**What to work on**
After going through the data below, state how many lines contain "thérapeutique", and nothing else.

[Items from an interface collection]
%%
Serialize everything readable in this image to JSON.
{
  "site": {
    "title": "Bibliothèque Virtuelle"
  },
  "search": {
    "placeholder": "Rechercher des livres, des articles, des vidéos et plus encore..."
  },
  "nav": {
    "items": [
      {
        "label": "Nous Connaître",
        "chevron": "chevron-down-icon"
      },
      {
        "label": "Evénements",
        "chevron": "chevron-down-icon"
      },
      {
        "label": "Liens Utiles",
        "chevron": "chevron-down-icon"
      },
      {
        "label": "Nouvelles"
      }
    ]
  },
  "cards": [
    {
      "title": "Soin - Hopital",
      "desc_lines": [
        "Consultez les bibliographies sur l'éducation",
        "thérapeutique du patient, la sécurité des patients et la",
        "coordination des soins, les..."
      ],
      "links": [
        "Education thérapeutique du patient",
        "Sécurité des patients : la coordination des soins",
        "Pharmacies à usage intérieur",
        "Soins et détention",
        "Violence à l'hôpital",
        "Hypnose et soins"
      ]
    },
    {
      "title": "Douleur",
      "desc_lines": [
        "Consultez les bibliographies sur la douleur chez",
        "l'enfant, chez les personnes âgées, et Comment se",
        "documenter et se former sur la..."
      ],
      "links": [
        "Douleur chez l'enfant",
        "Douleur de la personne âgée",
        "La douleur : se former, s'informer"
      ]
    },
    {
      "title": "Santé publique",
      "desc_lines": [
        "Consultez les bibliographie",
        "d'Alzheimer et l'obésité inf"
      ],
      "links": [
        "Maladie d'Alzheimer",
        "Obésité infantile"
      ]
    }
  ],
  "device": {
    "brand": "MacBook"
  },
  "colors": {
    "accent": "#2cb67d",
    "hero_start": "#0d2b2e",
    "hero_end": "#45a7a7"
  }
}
%%
**Exercise response**
2